◆ **Task instructions**: Single out each line with the word "Retail" and copy it.

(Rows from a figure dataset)
------------------------

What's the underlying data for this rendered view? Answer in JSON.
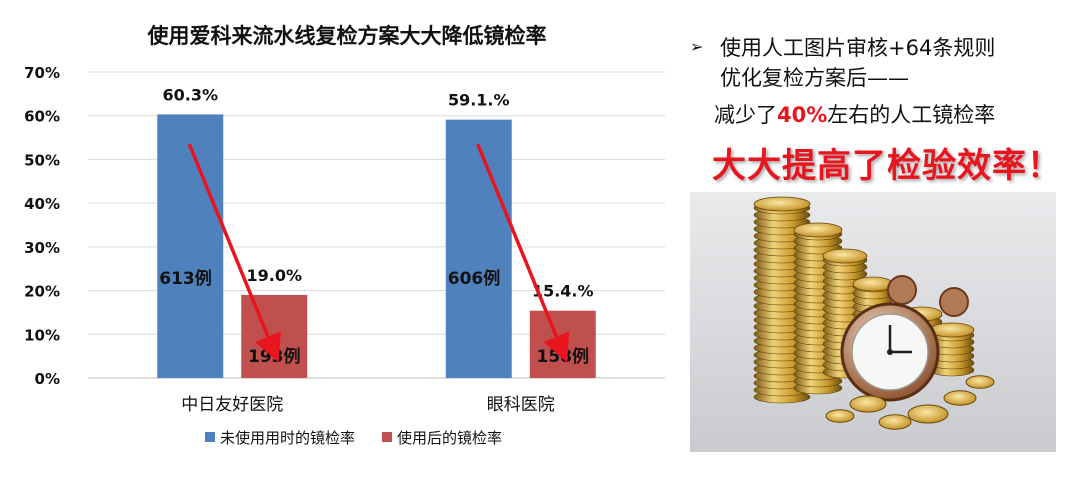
{
  "chart_data": {
    "type": "bar",
    "title": "使用爱科来流水线复检方案大大降低镜检率",
    "categories": [
      "中日友好医院",
      "眼科医院"
    ],
    "series": [
      {
        "name": "未使用用时的镜检率",
        "values": [
          60.3,
          59.1
        ],
        "color": "#4f81bd"
      },
      {
        "name": "使用后的镜检率",
        "values": [
          19.0,
          15.4
        ],
        "color": "#c0504d"
      }
    ],
    "value_labels": [
      [
        "60.3%",
        "59.1.%"
      ],
      [
        "19.0%",
        "15.4.%"
      ]
    ],
    "case_labels": [
      [
        "613例",
        "606例"
      ],
      [
        "193例",
        "158例"
      ]
    ],
    "y_ticks": [
      "0%",
      "10%",
      "20%",
      "30%",
      "40%",
      "50%",
      "60%",
      "70%"
    ],
    "ylim": [
      0,
      70
    ],
    "grid": true,
    "legend_position": "bottom"
  },
  "right_panel": {
    "bullet_line1": "使用人工图片审核+64条规则",
    "bullet_line2": "优化复检方案后——",
    "reduce_prefix": "减少了",
    "reduce_pct": "40%",
    "reduce_suffix": "左右的人工镜检率",
    "headline": "大大提高了检验效率！",
    "bullet_icon": "arrow-bullet-icon",
    "image": "gold-coins-and-alarm-clock"
  }
}
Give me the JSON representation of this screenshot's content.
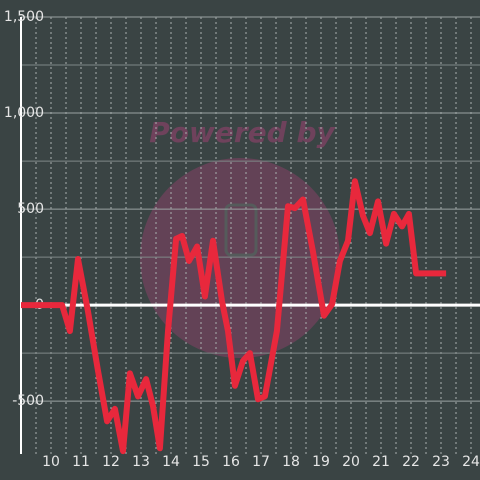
{
  "chart_data": {
    "type": "line",
    "watermark": "Powered by",
    "x": [
      9.0,
      10.37,
      10.63,
      10.9,
      11.23,
      11.57,
      11.87,
      12.13,
      12.4,
      12.63,
      12.9,
      13.17,
      13.4,
      13.63,
      13.9,
      14.17,
      14.37,
      14.6,
      14.87,
      15.13,
      15.4,
      15.7,
      15.9,
      16.13,
      16.4,
      16.63,
      16.9,
      17.13,
      17.53,
      17.9,
      18.13,
      18.4,
      18.73,
      19.1,
      19.37,
      19.63,
      19.9,
      20.13,
      20.4,
      20.63,
      20.9,
      21.17,
      21.43,
      21.7,
      21.93,
      22.17,
      23.17
    ],
    "series": [
      {
        "color": "#e8283c",
        "values": [
          0,
          0,
          -135,
          240,
          -30,
          -345,
          -605,
          -540,
          -760,
          -355,
          -475,
          -385,
          -525,
          -745,
          -135,
          345,
          360,
          230,
          305,
          45,
          335,
          20,
          -135,
          -420,
          -290,
          -250,
          -490,
          -475,
          -135,
          515,
          505,
          550,
          280,
          -55,
          5,
          230,
          335,
          645,
          465,
          375,
          540,
          320,
          475,
          410,
          475,
          165,
          165
        ]
      }
    ],
    "xlim": [
      9,
      24.3
    ],
    "xticks": [
      10,
      11,
      12,
      13,
      14,
      15,
      16,
      17,
      18,
      19,
      20,
      21,
      22,
      23,
      24
    ],
    "ylim": [
      -775,
      1500
    ],
    "yticks": [
      {
        "value": 1500,
        "label": "1,500"
      },
      {
        "value": 1000,
        "label": "1,000"
      },
      500,
      0,
      -500
    ],
    "grid": true
  }
}
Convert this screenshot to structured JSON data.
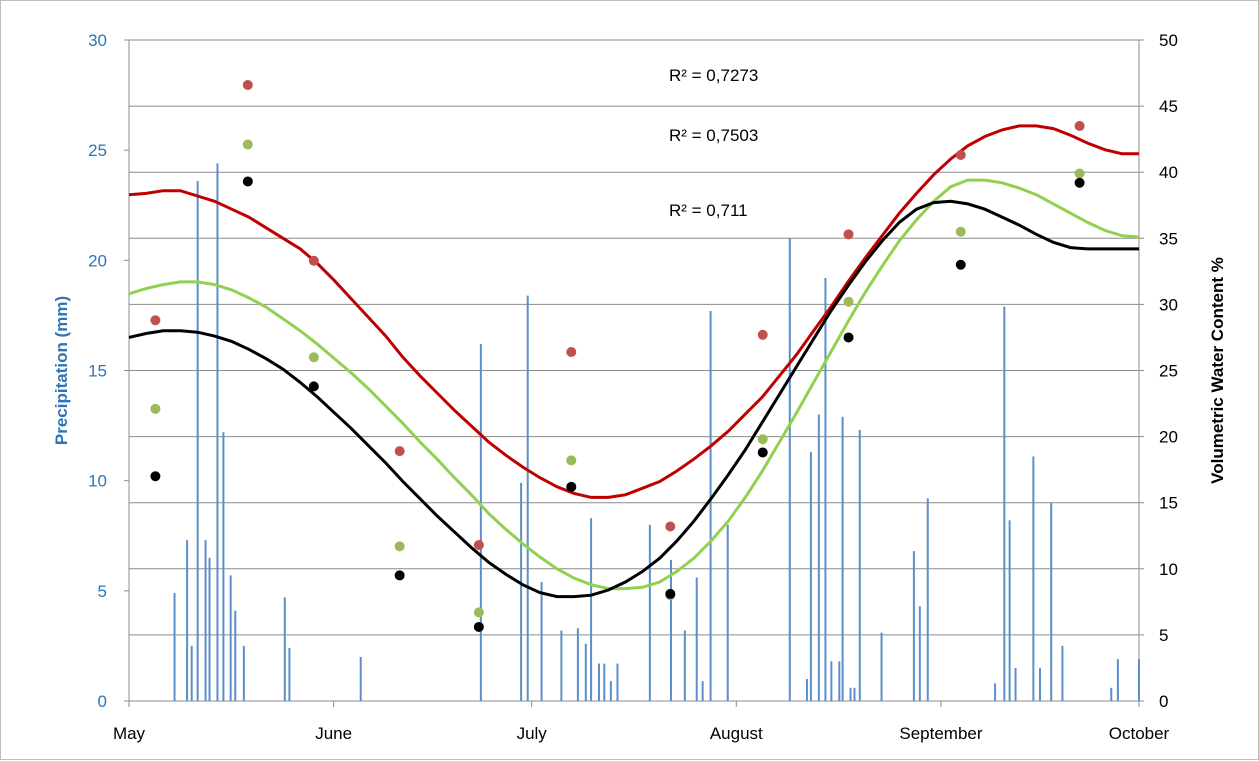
{
  "chart_data": {
    "type": "bar+scatter+line",
    "x_axis": {
      "tick_labels": [
        "May",
        "June",
        "July",
        "August",
        "September",
        "October"
      ],
      "tick_days": [
        0,
        31,
        61,
        92,
        123,
        153
      ],
      "range_days": [
        0,
        153
      ]
    },
    "y_left": {
      "label": "Precipitation (mm)",
      "ylim": [
        0,
        30
      ],
      "ticks": [
        0,
        5,
        10,
        15,
        20,
        25,
        30
      ],
      "color": "#2e75b6"
    },
    "y_right": {
      "label": "Volumetric Water Content %",
      "ylim": [
        0,
        50
      ],
      "ticks": [
        0,
        5,
        10,
        15,
        20,
        25,
        30,
        35,
        40,
        45,
        50
      ],
      "color": "#000000"
    },
    "grid": "horizontal",
    "precipitation_bars": {
      "color": "#5b8fc9",
      "x_days": [
        6.9,
        8.8,
        9.5,
        10.4,
        11.6,
        12.2,
        13.4,
        14.3,
        15.4,
        16.1,
        17.4,
        23.6,
        24.3,
        35.1,
        53.3,
        59.4,
        60.4,
        62.5,
        65.5,
        68.0,
        69.2,
        70.0,
        71.2,
        72.0,
        73.0,
        74.0,
        78.9,
        82.1,
        84.2,
        86.0,
        86.9,
        88.1,
        90.7,
        100.1,
        102.7,
        103.3,
        104.5,
        105.5,
        106.4,
        107.6,
        108.1,
        109.3,
        109.9,
        110.7,
        114.0,
        118.9,
        119.8,
        121.0,
        131.2,
        132.6,
        133.4,
        134.3,
        137.0,
        138.0,
        139.7,
        141.4,
        148.8,
        149.8,
        153.0
      ],
      "values": [
        4.9,
        7.3,
        2.5,
        23.6,
        7.3,
        6.5,
        24.4,
        12.2,
        5.7,
        4.1,
        2.5,
        4.7,
        2.4,
        2.0,
        16.2,
        9.9,
        18.4,
        5.4,
        3.2,
        3.3,
        2.6,
        8.3,
        1.7,
        1.7,
        0.9,
        1.7,
        8.0,
        6.4,
        3.2,
        5.6,
        0.9,
        17.7,
        8.0,
        21.0,
        1.0,
        11.3,
        13.0,
        19.2,
        1.8,
        1.8,
        12.9,
        0.6,
        0.6,
        12.3,
        3.1,
        6.8,
        4.3,
        9.2,
        0.8,
        17.9,
        8.2,
        1.5,
        11.1,
        1.5,
        9.0,
        2.5,
        0.6,
        1.9,
        1.9
      ]
    },
    "series": [
      {
        "color": "#c0504d",
        "line_color": "#c00000",
        "r2_label": "R² = 0,7273",
        "points_days": [
          4,
          18,
          28,
          41,
          53,
          67,
          82,
          96,
          109,
          126,
          144
        ],
        "points_vwc": [
          28.8,
          46.6,
          33.3,
          18.9,
          11.8,
          26.4,
          13.2,
          27.7,
          35.3,
          41.3,
          43.5
        ],
        "curve_vwc": [
          38.3,
          38.4,
          38.6,
          38.6,
          38.2,
          37.8,
          37.2,
          36.6,
          35.8,
          35.0,
          34.2,
          33.1,
          31.8,
          30.4,
          29.0,
          27.6,
          26.0,
          24.6,
          23.3,
          22.0,
          20.8,
          19.6,
          18.6,
          17.7,
          16.9,
          16.2,
          15.7,
          15.4,
          15.4,
          15.6,
          16.1,
          16.6,
          17.4,
          18.3,
          19.3,
          20.4,
          21.7,
          23.0,
          24.6,
          26.2,
          28.0,
          29.8,
          31.7,
          33.5,
          35.2,
          36.9,
          38.4,
          39.8,
          41.0,
          42.0,
          42.7,
          43.2,
          43.5,
          43.5,
          43.3,
          42.8,
          42.2,
          41.7,
          41.4,
          41.4
        ]
      },
      {
        "color": "#9bbb59",
        "line_color": "#92d050",
        "r2_label": "R² = 0,7503",
        "points_days": [
          4,
          18,
          28,
          41,
          53,
          67,
          82,
          96,
          109,
          126,
          144
        ],
        "points_vwc": [
          22.1,
          42.1,
          26.0,
          11.7,
          6.7,
          18.2,
          8.0,
          19.8,
          30.2,
          35.5,
          39.9
        ],
        "curve_vwc": [
          30.8,
          31.2,
          31.5,
          31.7,
          31.7,
          31.5,
          31.1,
          30.5,
          29.8,
          28.9,
          28.0,
          27.0,
          25.9,
          24.8,
          23.6,
          22.3,
          21.0,
          19.6,
          18.3,
          16.9,
          15.6,
          14.2,
          13.0,
          11.9,
          10.9,
          10.0,
          9.3,
          8.8,
          8.5,
          8.5,
          8.6,
          9.0,
          9.8,
          10.8,
          12.1,
          13.6,
          15.4,
          17.4,
          19.6,
          21.8,
          24.1,
          26.4,
          28.7,
          30.9,
          32.9,
          34.8,
          36.4,
          37.8,
          38.9,
          39.4,
          39.4,
          39.2,
          38.8,
          38.3,
          37.6,
          36.9,
          36.2,
          35.6,
          35.2,
          35.1
        ]
      },
      {
        "color": "#000000",
        "line_color": "#000000",
        "r2_label": "R² = 0,711",
        "points_days": [
          4,
          18,
          28,
          41,
          53,
          67,
          82,
          96,
          109,
          126,
          144
        ],
        "points_vwc": [
          17.0,
          39.3,
          23.8,
          9.5,
          5.6,
          16.2,
          8.1,
          18.8,
          27.5,
          33.0,
          39.2
        ],
        "curve_vwc": [
          27.5,
          27.8,
          28.0,
          28.0,
          27.9,
          27.6,
          27.2,
          26.6,
          25.9,
          25.1,
          24.1,
          23.0,
          21.8,
          20.6,
          19.3,
          18.0,
          16.6,
          15.3,
          14.0,
          12.8,
          11.6,
          10.5,
          9.6,
          8.8,
          8.2,
          7.9,
          7.9,
          8.0,
          8.4,
          9.0,
          9.8,
          10.8,
          12.1,
          13.6,
          15.3,
          17.1,
          19.0,
          21.1,
          23.2,
          25.3,
          27.4,
          29.5,
          31.4,
          33.2,
          34.8,
          36.2,
          37.2,
          37.7,
          37.8,
          37.6,
          37.2,
          36.6,
          36.0,
          35.3,
          34.7,
          34.3,
          34.2,
          34.2,
          34.2,
          34.2
        ]
      }
    ]
  }
}
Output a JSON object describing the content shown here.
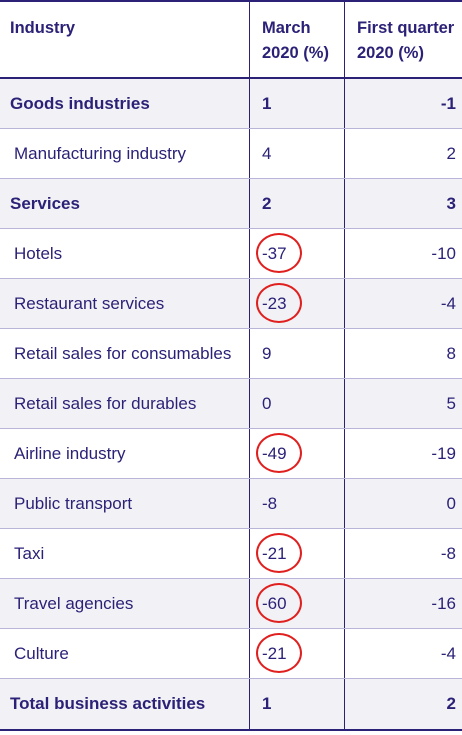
{
  "header": {
    "industry": "Industry",
    "march_line1": "March",
    "march_line2": "2020 (%)",
    "q1_line1": "First quarter",
    "q1_line2": "2020 (%)"
  },
  "rows": [
    {
      "industry": "Goods industries",
      "march": "1",
      "q1": "-1",
      "bold": true,
      "shaded": true,
      "circled": false
    },
    {
      "industry": "Manufacturing industry",
      "march": "4",
      "q1": "2",
      "bold": false,
      "shaded": false,
      "circled": false
    },
    {
      "industry": "Services",
      "march": "2",
      "q1": "3",
      "bold": true,
      "shaded": true,
      "circled": false
    },
    {
      "industry": "Hotels",
      "march": "-37",
      "q1": "-10",
      "bold": false,
      "shaded": false,
      "circled": true
    },
    {
      "industry": "Restaurant services",
      "march": "-23",
      "q1": "-4",
      "bold": false,
      "shaded": true,
      "circled": true
    },
    {
      "industry": "Retail sales for consumables",
      "march": "9",
      "q1": "8",
      "bold": false,
      "shaded": false,
      "circled": false
    },
    {
      "industry": "Retail sales for durables",
      "march": "0",
      "q1": "5",
      "bold": false,
      "shaded": true,
      "circled": false
    },
    {
      "industry": "Airline industry",
      "march": "-49",
      "q1": "-19",
      "bold": false,
      "shaded": false,
      "circled": true
    },
    {
      "industry": "Public transport",
      "march": "-8",
      "q1": "0",
      "bold": false,
      "shaded": true,
      "circled": false
    },
    {
      "industry": "Taxi",
      "march": "-21",
      "q1": "-8",
      "bold": false,
      "shaded": false,
      "circled": true
    },
    {
      "industry": "Travel agencies",
      "march": "-60",
      "q1": "-16",
      "bold": false,
      "shaded": true,
      "circled": true
    },
    {
      "industry": "Culture",
      "march": "-21",
      "q1": "-4",
      "bold": false,
      "shaded": false,
      "circled": true
    },
    {
      "industry": "Total business activities",
      "march": "1",
      "q1": "2",
      "bold": true,
      "shaded": true,
      "circled": false
    }
  ],
  "colors": {
    "text": "#2b2277",
    "border": "#2b2277",
    "row_divider": "#b9b5d8",
    "shaded_row": "#f2f2f6",
    "annotation_circle": "#e0201e"
  }
}
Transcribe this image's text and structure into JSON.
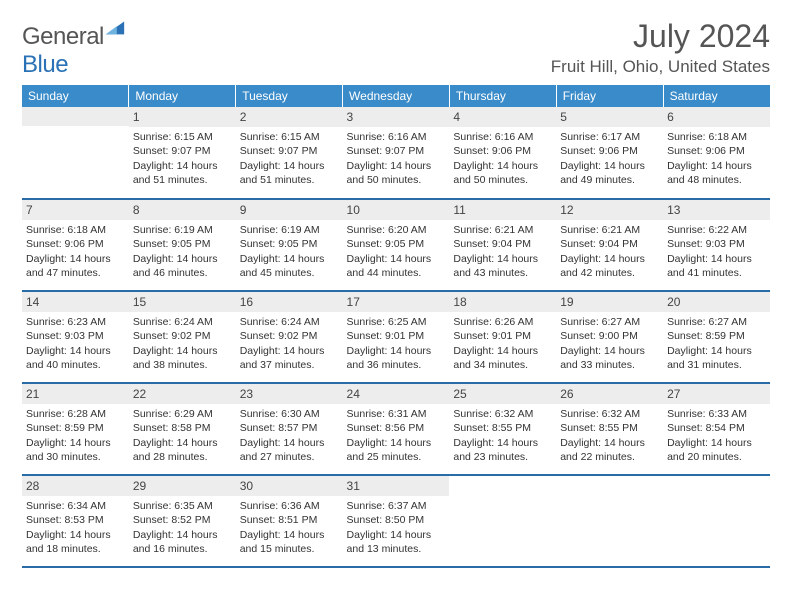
{
  "brand": {
    "word1": "General",
    "word2": "Blue"
  },
  "title": "July 2024",
  "location": "Fruit Hill, Ohio, United States",
  "colors": {
    "header_bg": "#3a8bc9",
    "header_text": "#ffffff",
    "rule": "#2a6ca8",
    "daynum_bg": "#ededed",
    "text": "#333333",
    "brand_gray": "#555555",
    "brand_blue": "#2a72b5"
  },
  "weekdays": [
    "Sunday",
    "Monday",
    "Tuesday",
    "Wednesday",
    "Thursday",
    "Friday",
    "Saturday"
  ],
  "start_offset": 1,
  "days": [
    {
      "n": 1,
      "sunrise": "6:15 AM",
      "sunset": "9:07 PM",
      "daylight": "14 hours and 51 minutes."
    },
    {
      "n": 2,
      "sunrise": "6:15 AM",
      "sunset": "9:07 PM",
      "daylight": "14 hours and 51 minutes."
    },
    {
      "n": 3,
      "sunrise": "6:16 AM",
      "sunset": "9:07 PM",
      "daylight": "14 hours and 50 minutes."
    },
    {
      "n": 4,
      "sunrise": "6:16 AM",
      "sunset": "9:06 PM",
      "daylight": "14 hours and 50 minutes."
    },
    {
      "n": 5,
      "sunrise": "6:17 AM",
      "sunset": "9:06 PM",
      "daylight": "14 hours and 49 minutes."
    },
    {
      "n": 6,
      "sunrise": "6:18 AM",
      "sunset": "9:06 PM",
      "daylight": "14 hours and 48 minutes."
    },
    {
      "n": 7,
      "sunrise": "6:18 AM",
      "sunset": "9:06 PM",
      "daylight": "14 hours and 47 minutes."
    },
    {
      "n": 8,
      "sunrise": "6:19 AM",
      "sunset": "9:05 PM",
      "daylight": "14 hours and 46 minutes."
    },
    {
      "n": 9,
      "sunrise": "6:19 AM",
      "sunset": "9:05 PM",
      "daylight": "14 hours and 45 minutes."
    },
    {
      "n": 10,
      "sunrise": "6:20 AM",
      "sunset": "9:05 PM",
      "daylight": "14 hours and 44 minutes."
    },
    {
      "n": 11,
      "sunrise": "6:21 AM",
      "sunset": "9:04 PM",
      "daylight": "14 hours and 43 minutes."
    },
    {
      "n": 12,
      "sunrise": "6:21 AM",
      "sunset": "9:04 PM",
      "daylight": "14 hours and 42 minutes."
    },
    {
      "n": 13,
      "sunrise": "6:22 AM",
      "sunset": "9:03 PM",
      "daylight": "14 hours and 41 minutes."
    },
    {
      "n": 14,
      "sunrise": "6:23 AM",
      "sunset": "9:03 PM",
      "daylight": "14 hours and 40 minutes."
    },
    {
      "n": 15,
      "sunrise": "6:24 AM",
      "sunset": "9:02 PM",
      "daylight": "14 hours and 38 minutes."
    },
    {
      "n": 16,
      "sunrise": "6:24 AM",
      "sunset": "9:02 PM",
      "daylight": "14 hours and 37 minutes."
    },
    {
      "n": 17,
      "sunrise": "6:25 AM",
      "sunset": "9:01 PM",
      "daylight": "14 hours and 36 minutes."
    },
    {
      "n": 18,
      "sunrise": "6:26 AM",
      "sunset": "9:01 PM",
      "daylight": "14 hours and 34 minutes."
    },
    {
      "n": 19,
      "sunrise": "6:27 AM",
      "sunset": "9:00 PM",
      "daylight": "14 hours and 33 minutes."
    },
    {
      "n": 20,
      "sunrise": "6:27 AM",
      "sunset": "8:59 PM",
      "daylight": "14 hours and 31 minutes."
    },
    {
      "n": 21,
      "sunrise": "6:28 AM",
      "sunset": "8:59 PM",
      "daylight": "14 hours and 30 minutes."
    },
    {
      "n": 22,
      "sunrise": "6:29 AM",
      "sunset": "8:58 PM",
      "daylight": "14 hours and 28 minutes."
    },
    {
      "n": 23,
      "sunrise": "6:30 AM",
      "sunset": "8:57 PM",
      "daylight": "14 hours and 27 minutes."
    },
    {
      "n": 24,
      "sunrise": "6:31 AM",
      "sunset": "8:56 PM",
      "daylight": "14 hours and 25 minutes."
    },
    {
      "n": 25,
      "sunrise": "6:32 AM",
      "sunset": "8:55 PM",
      "daylight": "14 hours and 23 minutes."
    },
    {
      "n": 26,
      "sunrise": "6:32 AM",
      "sunset": "8:55 PM",
      "daylight": "14 hours and 22 minutes."
    },
    {
      "n": 27,
      "sunrise": "6:33 AM",
      "sunset": "8:54 PM",
      "daylight": "14 hours and 20 minutes."
    },
    {
      "n": 28,
      "sunrise": "6:34 AM",
      "sunset": "8:53 PM",
      "daylight": "14 hours and 18 minutes."
    },
    {
      "n": 29,
      "sunrise": "6:35 AM",
      "sunset": "8:52 PM",
      "daylight": "14 hours and 16 minutes."
    },
    {
      "n": 30,
      "sunrise": "6:36 AM",
      "sunset": "8:51 PM",
      "daylight": "14 hours and 15 minutes."
    },
    {
      "n": 31,
      "sunrise": "6:37 AM",
      "sunset": "8:50 PM",
      "daylight": "14 hours and 13 minutes."
    }
  ],
  "labels": {
    "sunrise": "Sunrise:",
    "sunset": "Sunset:",
    "daylight": "Daylight:"
  }
}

------------------------

◆ **Final result**:
      "industry": "Retail sales for consumables",
      "industry": "Retail sales for durables",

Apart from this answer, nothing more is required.